→ **PASSAGE SHOWN**:
Studio album by Utopia
- Released: December 27, 1979
- Recorded: Utopia Sound (Lake Hill)
- Genre: Pop rock; progressive rock;
- Length: 42:24
- Label: Bearsville
- Producer: Todd Rundgren; Utopia;

Utopia chronology
| Oops! Wrong Planet (1977) | Adventures in Utopia (1979) | Deface the Music (1980) |

Singles from Adventures In Utopia
- "Set Me Free" Released: February 1980; "The Very Last Time" Released: May 1980; "Second Nature" Released: 1980;

= Adventures in Utopia =

Adventures in Utopia is the fourth studio album by American rock band Utopia, released on December 27, 1979, by Bearsville Records.

Mixing their earlier progressive rock style with mainstream rock, pop and disco music, Adventures in Utopia achieved success both with the band's established fan base and wider commercial success, with the track "Set Me Free" released as a single. The song became the only Top 40 single for Utopia in the United States. "Umbrella Man" was its B-side.

The by-then established Utopia line-up of Todd Rundgren, Kasim Sulton, Roger Powell and John "Willie" Wilcox wrote, performed and produced the album on their own.

According to Rundgren, the album was intended for a release date of July 6, 1979 and was seemingly finished by then, but they did not have a record company to release it until its eventual release date at the end of the year.

According to Rundgren, the album was intended to be the soundtrack for a TV show the band was working on. Even though the album was recorded in a place with video equipment, they never got around to writing or producing the TV pilot.

→ **GOALS**:
**a)** In the Adventures in Utopia article, do these statements agree with the text? Answer yes or no for each and quote the words that decide it. (i) "Set Me Free" was Utopia's only Top 40 single in the United States. (ii) An outside producer handled the album for the band. (iii) The band wrote and produced a TV pilot to go with the album.
**b)** Write the next part of the Adventures in Utopia article, picking up after its final sentence.

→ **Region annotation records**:
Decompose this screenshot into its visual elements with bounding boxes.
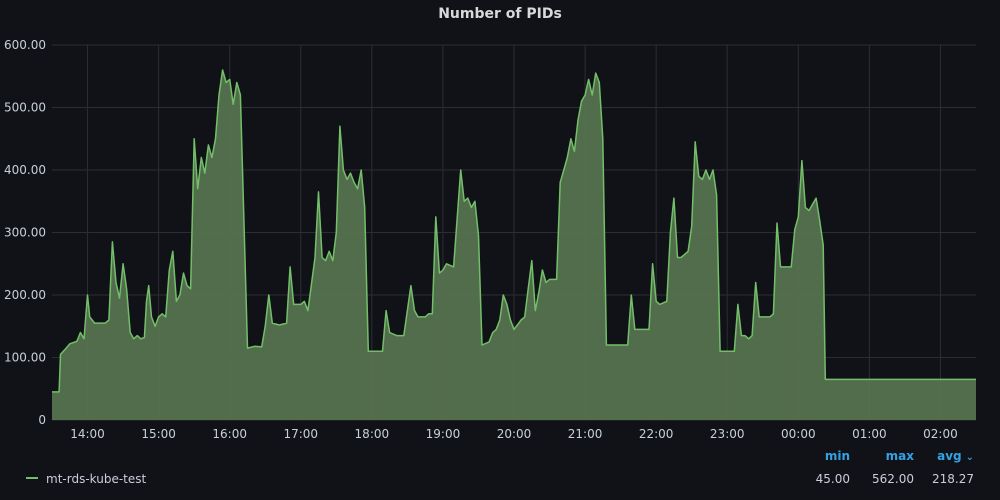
x-tick-label: 14:00 bbox=[70, 427, 105, 441]
x-tick-label: 17:00 bbox=[283, 427, 318, 441]
x-tick-label: 01:00 bbox=[852, 427, 887, 441]
x-tick-label: 22:00 bbox=[639, 427, 674, 441]
pid-area-chart[interactable]: 0 100.00 200.00 300.00 400.00 500.00 600.00 14… bbox=[0, 0, 1000, 446]
y-axis: 0 100.00 200.00 300.00 400.00 500.00 600.00 bbox=[4, 38, 46, 427]
x-tick-label: 21:00 bbox=[568, 427, 603, 441]
x-tick-label: 02:00 bbox=[923, 427, 958, 441]
y-tick-label: 300.00 bbox=[4, 226, 46, 240]
legend-value-min: 45.00 bbox=[815, 472, 850, 486]
y-tick-label: 200.00 bbox=[4, 288, 46, 302]
y-tick-label: 400.00 bbox=[4, 163, 46, 177]
chart-series-area bbox=[52, 69, 976, 420]
x-axis: 14:00 15:00 16:00 17:00 18:00 19:00 20:00 21:00… bbox=[70, 427, 958, 441]
y-tick-label: 100.00 bbox=[4, 351, 46, 365]
legend-value-max: 562.00 bbox=[872, 472, 914, 486]
legend-series-swatch bbox=[26, 477, 38, 479]
y-tick-label: 500.00 bbox=[4, 101, 46, 115]
panel-title: Number of PIDs bbox=[438, 6, 562, 22]
x-tick-label: 18:00 bbox=[355, 427, 390, 441]
x-tick-label: 16:00 bbox=[212, 427, 247, 441]
legend-header-min[interactable]: min bbox=[824, 449, 850, 463]
legend-header-max[interactable]: max bbox=[885, 449, 914, 463]
legend-series-name[interactable]: mt-rds-kube-test bbox=[46, 472, 147, 486]
x-tick-label: 15:00 bbox=[141, 427, 176, 441]
x-tick-label: 00:00 bbox=[781, 427, 816, 441]
x-tick-label: 23:00 bbox=[710, 427, 745, 441]
y-tick-label: 0 bbox=[38, 413, 46, 427]
x-tick-label: 20:00 bbox=[497, 427, 532, 441]
legend-value-avg: 218.27 bbox=[932, 472, 974, 486]
chevron-down-icon: ⌄ bbox=[965, 452, 974, 463]
series-line bbox=[52, 69, 976, 393]
y-tick-label: 600.00 bbox=[4, 38, 46, 52]
legend: mt-rds-kube-test min max avg ⌄ 45.00 562.… bbox=[0, 446, 1000, 500]
x-tick-label: 19:00 bbox=[426, 427, 461, 441]
legend-header-avg[interactable]: avg ⌄ bbox=[937, 449, 974, 463]
series-area-fill bbox=[52, 70, 976, 420]
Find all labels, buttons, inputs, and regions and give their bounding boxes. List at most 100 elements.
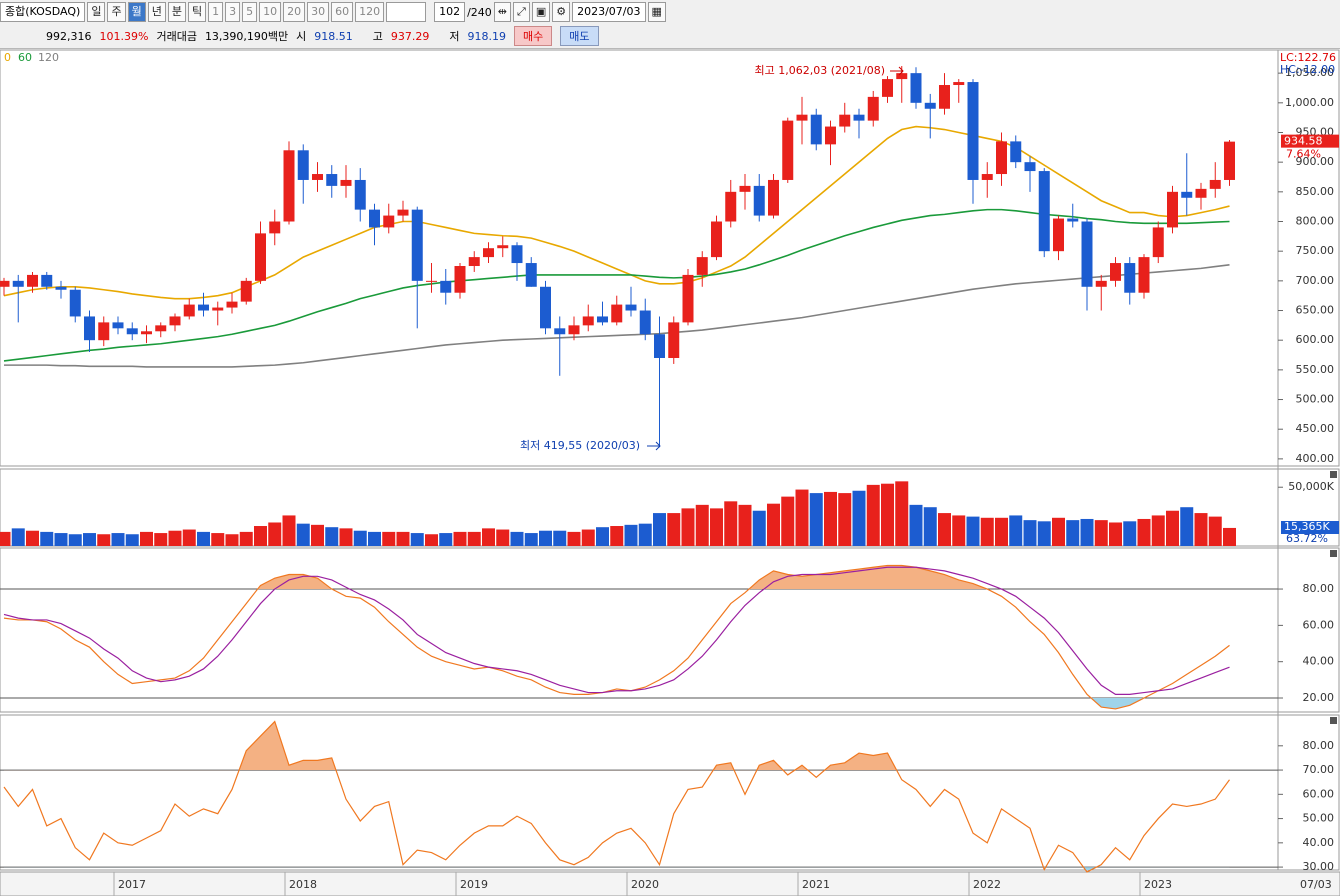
candle-body (668, 322, 680, 358)
volume-bar (197, 531, 210, 546)
candle-body (1181, 191, 1193, 198)
candle-body (126, 328, 138, 335)
volume-bar (1151, 515, 1165, 546)
volume-ratio-label: 63.72% (1286, 532, 1328, 545)
volume-bar (1037, 521, 1051, 546)
candle-body (141, 331, 152, 335)
candle-body (169, 316, 181, 326)
volume-bar (254, 526, 267, 546)
y-tick-label: 500.00 (1296, 393, 1335, 406)
volume-bar (1109, 522, 1122, 546)
candle-body (112, 322, 124, 329)
y-tick-label: 50.00 (1303, 812, 1335, 825)
x-tick-label: 2020 (631, 878, 659, 891)
legend-entry: 120 (38, 51, 59, 64)
volume-bar (624, 524, 638, 546)
volume-bar (667, 513, 681, 546)
tool[interactable]: ⤢ (513, 2, 530, 22)
lc-label: LC:122.76 (1280, 51, 1336, 64)
volume-bar (995, 517, 1008, 546)
minute[interactable]: 60 (331, 2, 354, 22)
candle-body (796, 114, 808, 121)
candle-body (397, 209, 409, 216)
candle-body (1224, 141, 1235, 180)
period[interactable]: 주 (107, 2, 126, 22)
zone-fill (257, 565, 988, 590)
market-select[interactable]: 종합(KOSDAQ) (0, 2, 86, 22)
candle-body (753, 185, 765, 216)
x-tick-label: 2018 (289, 878, 317, 891)
period[interactable]: 년 (147, 2, 166, 22)
volume-bar (596, 527, 609, 546)
volume-bar (638, 523, 652, 546)
high: 937.29 (390, 29, 430, 43)
y-tick-label: 20.00 (1303, 691, 1335, 704)
candle-body (1138, 257, 1150, 293)
candle-body (939, 85, 950, 109)
volume-bar (966, 516, 980, 546)
amount: 13,390,190백만 (204, 30, 289, 43)
volume-bar (524, 533, 538, 546)
volume-bar (1180, 507, 1194, 546)
volume-bar (852, 490, 866, 546)
candle-body (411, 209, 423, 281)
date[interactable]: 2023/07/03 (572, 2, 646, 22)
candle-body (910, 73, 922, 103)
volume-bar (97, 534, 111, 546)
change-label: 7.64% (1286, 148, 1321, 161)
candle-body (810, 114, 822, 145)
tool[interactable]: ⚙ (552, 2, 571, 22)
candle-body (825, 126, 836, 145)
volume: 992,316 (46, 29, 92, 43)
candle-body (611, 304, 623, 323)
volume-bar (952, 515, 966, 546)
period[interactable]: 틱 (187, 2, 207, 22)
candle-body (183, 304, 195, 317)
volume-bar (1137, 518, 1151, 546)
candle-body (55, 286, 67, 290)
volume-bar (567, 531, 581, 546)
sell-button[interactable]: 매도 (560, 26, 599, 46)
volume-bar (268, 522, 282, 546)
candle-body (768, 179, 779, 216)
volume-bar (368, 531, 381, 546)
minute[interactable]: 120 (355, 2, 385, 22)
minute[interactable]: 30 (307, 2, 330, 22)
candle-body (340, 179, 352, 186)
minute[interactable]: 20 (283, 2, 306, 22)
combo[interactable] (386, 2, 427, 22)
volume-bar (325, 527, 339, 546)
candle-body (1081, 221, 1093, 287)
minute[interactable]: 10 (259, 2, 282, 22)
zone-fill (4, 867, 1230, 870)
candle-body (1024, 162, 1036, 172)
y-tick-label: 40.00 (1303, 836, 1335, 849)
x-axis-end-label: 07/03 (1300, 878, 1332, 891)
period[interactable]: 월 (127, 2, 146, 22)
volume-bar (54, 533, 68, 546)
minute[interactable]: 5 (242, 2, 258, 22)
candle-body (440, 280, 452, 293)
candle-body (682, 274, 694, 323)
buy-button[interactable]: 매수 (514, 26, 553, 46)
period[interactable]: 분 (167, 2, 186, 22)
calendar[interactable]: ▦ (647, 2, 666, 22)
tool[interactable]: ⇹ (493, 2, 512, 22)
volume-bar (239, 531, 253, 546)
volume-bar (695, 504, 709, 546)
volume-bar (1094, 520, 1108, 546)
candle-body (782, 120, 794, 180)
candle-body (41, 274, 53, 287)
minute[interactable]: 1 (208, 2, 224, 22)
minute[interactable]: 3 (225, 2, 241, 22)
candle-body (1067, 218, 1079, 222)
tool[interactable]: ▣ (531, 2, 551, 22)
candle-body (924, 102, 936, 109)
volume-bar (510, 531, 524, 546)
x-axis-band (0, 871, 1340, 896)
count[interactable]: 102 (434, 2, 466, 22)
volume-bar (453, 531, 467, 546)
y-tick-label: 900.00 (1296, 155, 1335, 168)
period[interactable]: 일 (87, 2, 106, 22)
candle-body (525, 263, 537, 287)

→ **TASK-BY-TASK RESULTS**:
**a)**
(i) Yes: "The song became the only Top 40 single for Utopia in the United States."
(ii) No: "wrote, performed and produced the album on their own."
(iii) No: "they never got around to writing or producing the TV pilot."

**b)**
Professional ratings
Review scores
| Source | Rating |
| Allmusic | Star Half star |
| Record Mirror | Star |

==Track listing==
All tracks are written by Utopia (Rundgren, Powell, Wilcox, Sulton).

Side one
| No. | Title | Lead vocals | Length |
|---|---|---|---|
| 1. | "The Road to Utopia" | Rundgren, Sulton | 4:54 |
| 2. | "You Make Me Crazy" | Wilcox | 3:41 |
| 3. | "Second Nature" | Rundgren | 2:36 |
| 4. | "Set Me Free" | Sulton | 3:09 |
| 5. | "Caravan" | Powell | 7:01 |

Side two
| No. | Title | Lead vocals | Length |
|---|---|---|---|
| 6. | "Last of the New Wave Riders" | Sulton, Rundgren | 4:22 |
| 7. | "Shot in the Dark" | Sulton, Rundgren | 3:41 |
| 8. | "The Very Last Time" | Rundgren | 3:52 |
| 9. | "Love Alone" | Sulton | 3:55 |
| 10. | "Rock Love" | Rundgren | 5:33 |

==Personnel==
- Todd Rundgren - electric guitar, lead vocals (1, 3, 6–8, 10), backing vocals, saxophone (4)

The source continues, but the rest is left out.